▶ EXERCISE DESCRIPTION
Restate the data exactly as given and keep the pictures out.
════════════════
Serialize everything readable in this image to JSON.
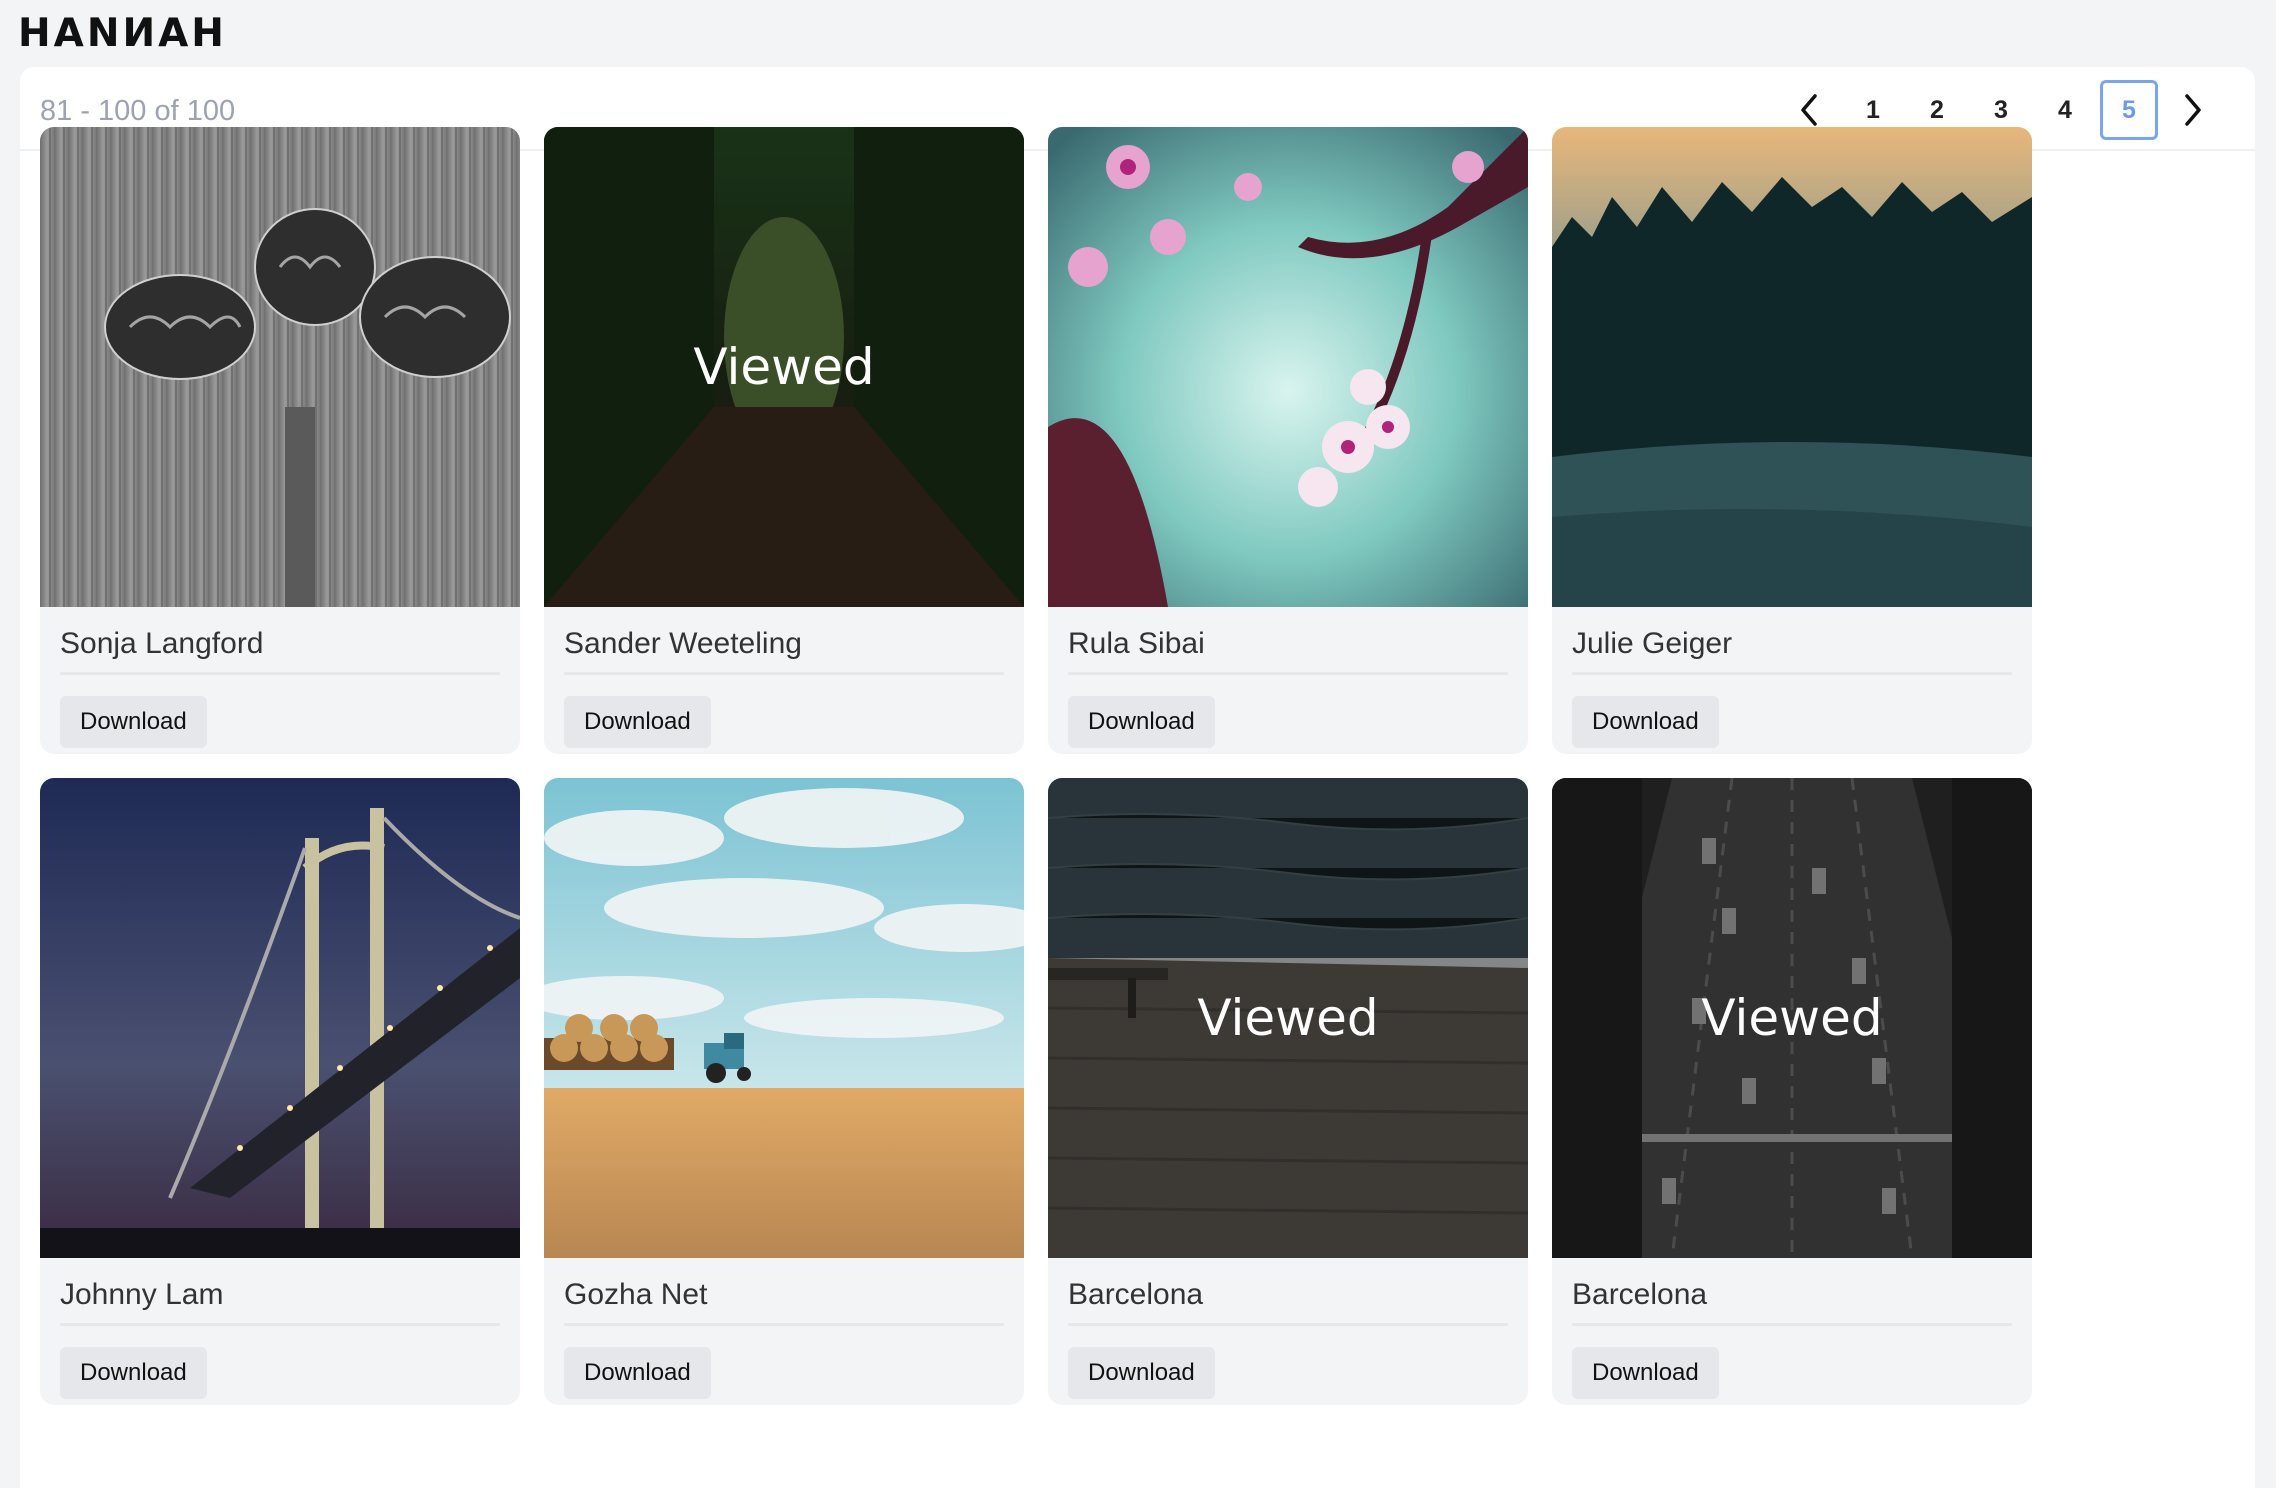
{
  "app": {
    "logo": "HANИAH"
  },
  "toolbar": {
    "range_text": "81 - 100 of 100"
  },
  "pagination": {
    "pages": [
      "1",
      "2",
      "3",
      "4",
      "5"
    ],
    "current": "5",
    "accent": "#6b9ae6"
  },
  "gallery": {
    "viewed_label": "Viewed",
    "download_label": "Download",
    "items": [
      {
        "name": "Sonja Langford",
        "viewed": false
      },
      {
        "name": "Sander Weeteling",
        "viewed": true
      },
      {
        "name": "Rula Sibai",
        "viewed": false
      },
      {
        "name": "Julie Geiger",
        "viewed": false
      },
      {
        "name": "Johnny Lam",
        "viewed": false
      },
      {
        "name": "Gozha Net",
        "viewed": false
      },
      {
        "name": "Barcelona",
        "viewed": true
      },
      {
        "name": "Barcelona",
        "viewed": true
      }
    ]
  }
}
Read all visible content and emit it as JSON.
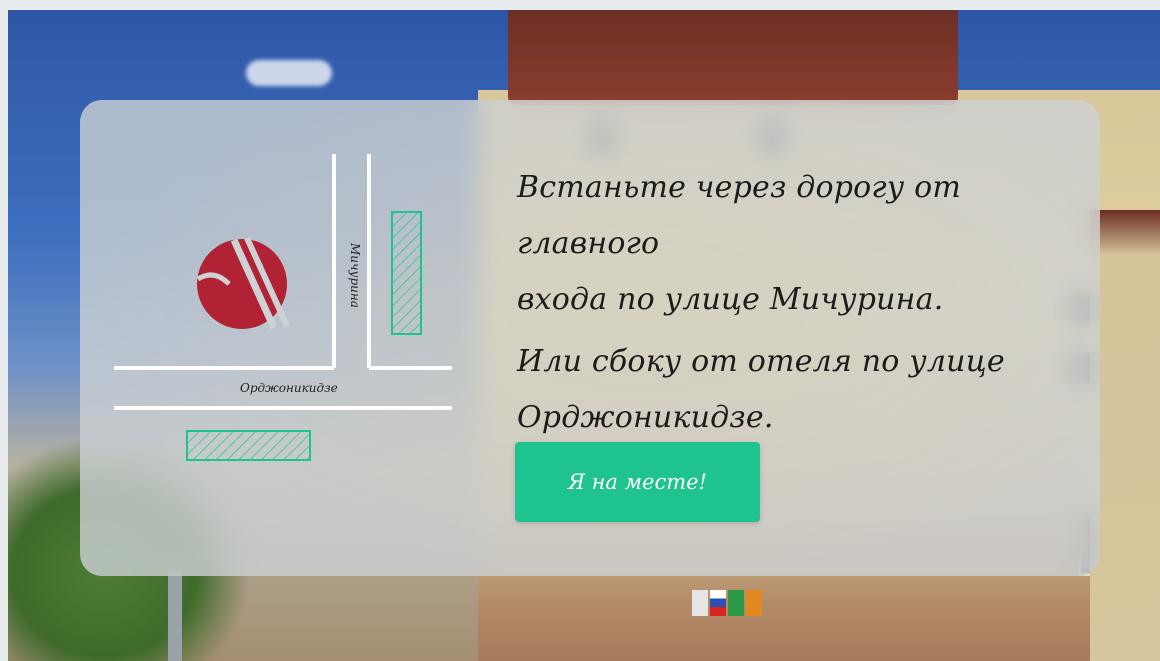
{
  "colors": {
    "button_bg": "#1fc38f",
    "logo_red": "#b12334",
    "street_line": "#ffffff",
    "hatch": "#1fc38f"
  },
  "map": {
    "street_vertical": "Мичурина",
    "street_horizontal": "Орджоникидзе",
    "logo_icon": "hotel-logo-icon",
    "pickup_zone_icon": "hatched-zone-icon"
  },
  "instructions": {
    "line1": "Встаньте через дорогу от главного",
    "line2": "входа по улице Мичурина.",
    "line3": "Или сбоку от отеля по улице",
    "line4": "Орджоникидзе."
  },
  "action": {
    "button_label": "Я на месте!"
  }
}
════════════════
▶ OUTPUT OF THE TASK
Serialize everything readable in this image to JSON.
{
  "app": {
    "logo": "HANИAH"
  },
  "toolbar": {
    "range_text": "81 - 100 of 100"
  },
  "pagination": {
    "pages": [
      "1",
      "2",
      "3",
      "4",
      "5"
    ],
    "current": "5",
    "accent": "#6b9ae6"
  },
  "gallery": {
    "viewed_label": "Viewed",
    "download_label": "Download",
    "items": [
      {
        "name": "Sonja Langford",
        "viewed": false
      },
      {
        "name": "Sander Weeteling",
        "viewed": true
      },
      {
        "name": "Rula Sibai",
        "viewed": false
      },
      {
        "name": "Julie Geiger",
        "viewed": false
      },
      {
        "name": "Johnny Lam",
        "viewed": false
      },
      {
        "name": "Gozha Net",
        "viewed": false
      },
      {
        "name": "Barcelona",
        "viewed": true
      },
      {
        "name": "Barcelona",
        "viewed": true
      }
    ]
  }
}
Read all visible content and emit it as JSON.
{
  "colors": {
    "button_bg": "#1fc38f",
    "logo_red": "#b12334",
    "street_line": "#ffffff",
    "hatch": "#1fc38f"
  },
  "map": {
    "street_vertical": "Мичурина",
    "street_horizontal": "Орджоникидзе",
    "logo_icon": "hotel-logo-icon",
    "pickup_zone_icon": "hatched-zone-icon"
  },
  "instructions": {
    "line1": "Встаньте через дорогу от главного",
    "line2": "входа по улице Мичурина.",
    "line3": "Или сбоку от отеля по улице",
    "line4": "Орджоникидзе."
  },
  "action": {
    "button_label": "Я на месте!"
  }
}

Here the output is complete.